__Task directions__.
Wherever a line below holds the word "mensagem", copy that line.

Dataset items
^^^^

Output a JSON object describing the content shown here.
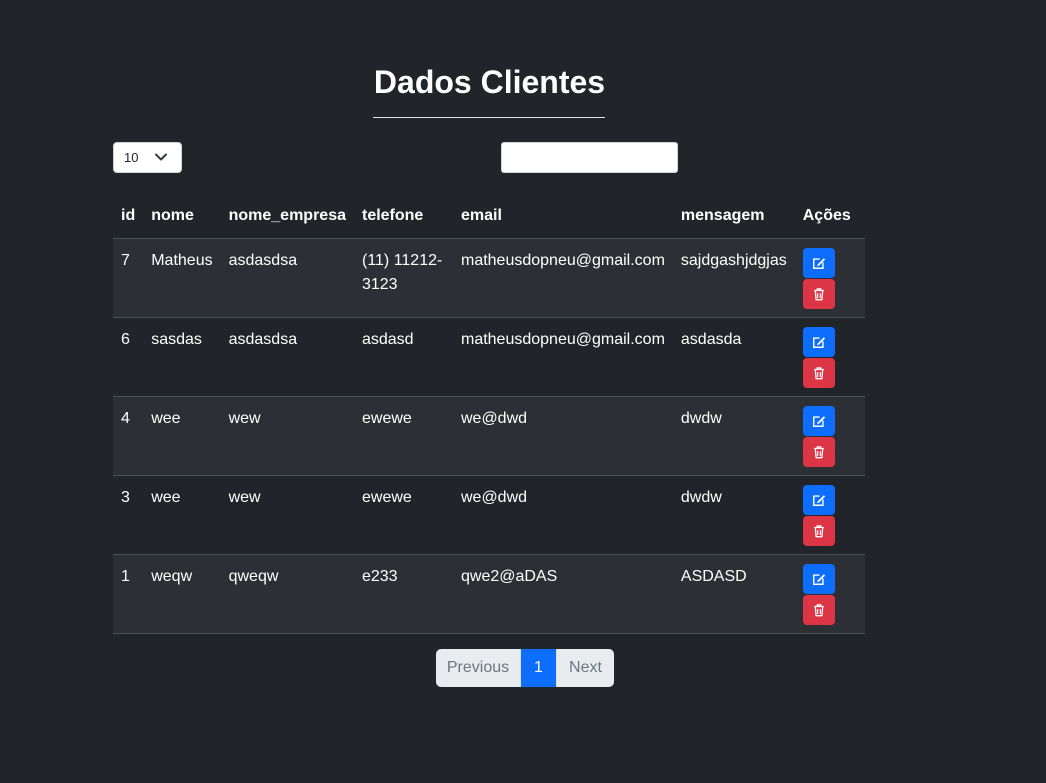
{
  "page": {
    "title": "Dados Clientes"
  },
  "controls": {
    "length_value": "10",
    "search_value": "",
    "search_placeholder": ""
  },
  "table": {
    "headers": [
      "id",
      "nome",
      "nome_empresa",
      "telefone",
      "email",
      "mensagem",
      "Ações"
    ],
    "rows": [
      {
        "id": "7",
        "nome": "Matheus",
        "nome_empresa": "asdasdsa",
        "telefone": "(11) 11212-3123",
        "email": "matheusdopneu@gmail.com",
        "mensagem": "sajdgashjdgjas"
      },
      {
        "id": "6",
        "nome": "sasdas",
        "nome_empresa": "asdasdsa",
        "telefone": "asdasd",
        "email": "matheusdopneu@gmail.com",
        "mensagem": "asdasda"
      },
      {
        "id": "4",
        "nome": "wee",
        "nome_empresa": "wew",
        "telefone": "ewewe",
        "email": "we@dwd",
        "mensagem": "dwdw"
      },
      {
        "id": "3",
        "nome": "wee",
        "nome_empresa": "wew",
        "telefone": "ewewe",
        "email": "we@dwd",
        "mensagem": "dwdw"
      },
      {
        "id": "1",
        "nome": "weqw",
        "nome_empresa": "qweqw",
        "telefone": "e233",
        "email": "qwe2@aDAS",
        "mensagem": "ASDASD"
      }
    ]
  },
  "pagination": {
    "previous_label": "Previous",
    "current_page": "1",
    "next_label": "Next"
  },
  "icons": {
    "length_dropdown": "chevron-down-icon",
    "edit": "pencil-square-icon",
    "delete": "trash-icon"
  },
  "colors": {
    "background": "#212529",
    "stripe": "#2c3034",
    "edit_button": "#0d6efd",
    "delete_button": "#dc3545",
    "pagination_active": "#0d6efd"
  }
}
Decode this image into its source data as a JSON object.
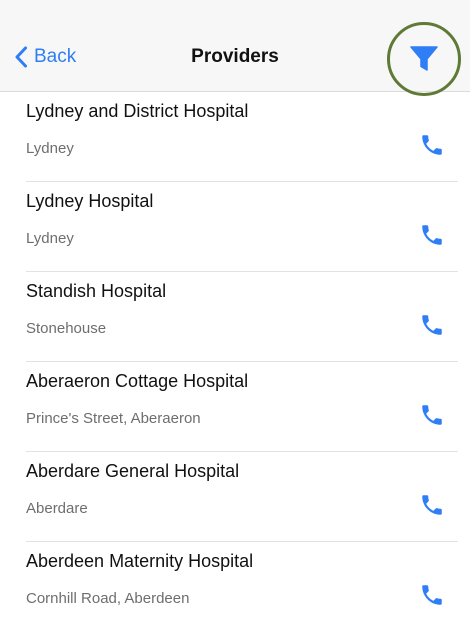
{
  "navbar": {
    "back_label": "Back",
    "title": "Providers",
    "filter_icon": "filter-icon",
    "accent_color": "#2f7ef5",
    "highlight_ring_color": "#5e7a34"
  },
  "providers": [
    {
      "name": "Lydney and District Hospital",
      "address": "Lydney"
    },
    {
      "name": "Lydney Hospital",
      "address": "Lydney"
    },
    {
      "name": "Standish Hospital",
      "address": "Stonehouse"
    },
    {
      "name": "Aberaeron Cottage Hospital",
      "address": "Prince's Street, Aberaeron"
    },
    {
      "name": "Aberdare General Hospital",
      "address": "Aberdare"
    },
    {
      "name": "Aberdeen Maternity Hospital",
      "address": "Cornhill Road, Aberdeen"
    }
  ],
  "row_icon": "phone-icon"
}
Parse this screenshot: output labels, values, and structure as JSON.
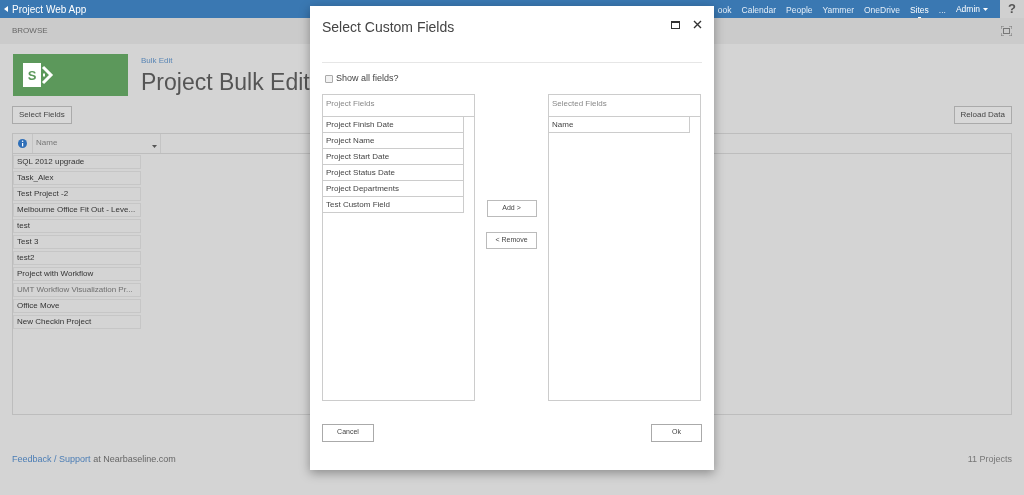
{
  "suite_bar": {
    "app_name": "Project Web App",
    "nav": [
      {
        "label": "ook",
        "selected": false
      },
      {
        "label": "Calendar",
        "selected": false
      },
      {
        "label": "People",
        "selected": false
      },
      {
        "label": "Yammer",
        "selected": false
      },
      {
        "label": "OneDrive",
        "selected": false
      },
      {
        "label": "Sites",
        "selected": true
      },
      {
        "label": "...",
        "selected": false
      }
    ],
    "user": "Admin",
    "help": "?"
  },
  "ribbon": {
    "tab": "BROWSE"
  },
  "page": {
    "logo_letter": "S",
    "breadcrumb": "Bulk Edit",
    "title": "Project Bulk Edit",
    "select_fields_button": "Select Fields",
    "reload_button": "Reload Data"
  },
  "grid": {
    "columns": [
      "Name"
    ],
    "rows": [
      {
        "name": "SQL 2012 upgrade",
        "disabled": false
      },
      {
        "name": "Task_Alex",
        "disabled": false
      },
      {
        "name": "Test Project -2",
        "disabled": false
      },
      {
        "name": "Melbourne Office Fit Out - Leve...",
        "disabled": false
      },
      {
        "name": "test",
        "disabled": false
      },
      {
        "name": "Test 3",
        "disabled": false
      },
      {
        "name": "test2",
        "disabled": false
      },
      {
        "name": "Project with Workflow",
        "disabled": false
      },
      {
        "name": "UMT Workflow Visualization Pr...",
        "disabled": true
      },
      {
        "name": "Office Move",
        "disabled": false
      },
      {
        "name": "New Checkin Project",
        "disabled": false
      }
    ]
  },
  "footer": {
    "feedback": "Feedback",
    "separator": "/",
    "support": "Support",
    "suffix": "at Nearbaseline.com",
    "count": "11 Projects"
  },
  "dialog": {
    "title": "Select Custom Fields",
    "show_all": {
      "label": "Show all fields?",
      "checked": false
    },
    "available": {
      "heading": "Project Fields",
      "items": [
        "Project Finish Date",
        "Project Name",
        "Project Start Date",
        "Project Status Date",
        "Project Departments",
        "Test Custom Field"
      ]
    },
    "selected": {
      "heading": "Selected Fields",
      "items": [
        "Name"
      ]
    },
    "add_button": "Add >",
    "remove_button": "< Remove",
    "cancel_button": "Cancel",
    "ok_button": "Ok"
  }
}
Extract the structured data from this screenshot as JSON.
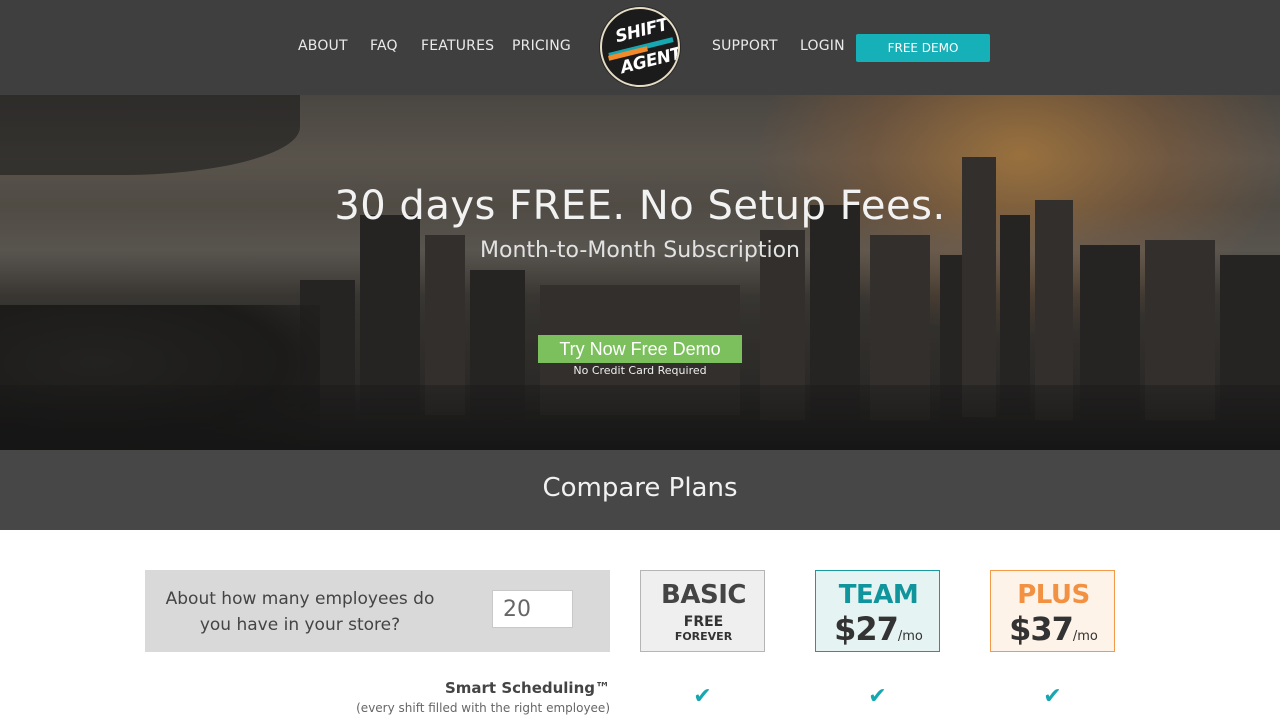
{
  "nav": {
    "left_links": [
      "ABOUT",
      "FAQ",
      "FEATURES",
      "PRICING"
    ],
    "right_links": [
      "SUPPORT",
      "LOGIN"
    ],
    "demo_button": "FREE DEMO",
    "logo": {
      "line1": "SHIFT",
      "line2": "AGENT"
    }
  },
  "hero": {
    "headline": "30 days FREE.  No Setup Fees.",
    "subheadline": "Month-to-Month Subscription",
    "cta_label": "Try Now Free Demo",
    "cta_note": "No Credit Card Required",
    "cta_color": "#7bc05d"
  },
  "compare": {
    "title": "Compare Plans"
  },
  "employee_question": {
    "label": "About how many employees do you have in your store?",
    "value": "20"
  },
  "plans": [
    {
      "name": "BASIC",
      "line1": "FREE",
      "line2": "FOREVER",
      "accent": "#444444"
    },
    {
      "name": "TEAM",
      "price": "$27",
      "per": "/mo",
      "accent": "#11959c"
    },
    {
      "name": "PLUS",
      "price": "$37",
      "per": "/mo",
      "accent": "#f39142"
    }
  ],
  "features": [
    {
      "title": "Smart Scheduling™",
      "subtitle": "(every shift filled with the right employee)",
      "checks": [
        "✔",
        "✔",
        "✔"
      ]
    }
  ],
  "colors": {
    "nav_bg": "#3f3f3f",
    "demo_button": "#16b0b8",
    "compare_bar": "#474747",
    "check": "#16a7b1"
  }
}
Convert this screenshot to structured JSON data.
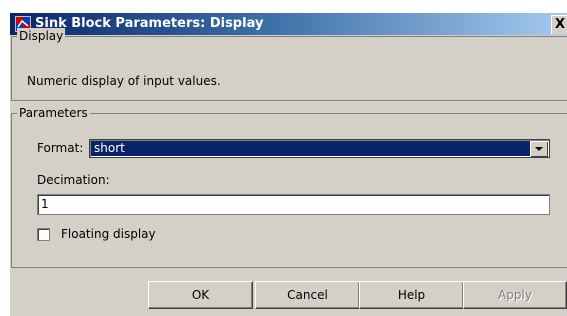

^^^^

__Complete output__.
      "mensagem",
        "mensagem": "sajdgashjdgjas"
        "mensagem": "asdasda"
        "mensagem": "dwdw"
        "mensagem": "dwdw"
        "mensagem": "ASDASD"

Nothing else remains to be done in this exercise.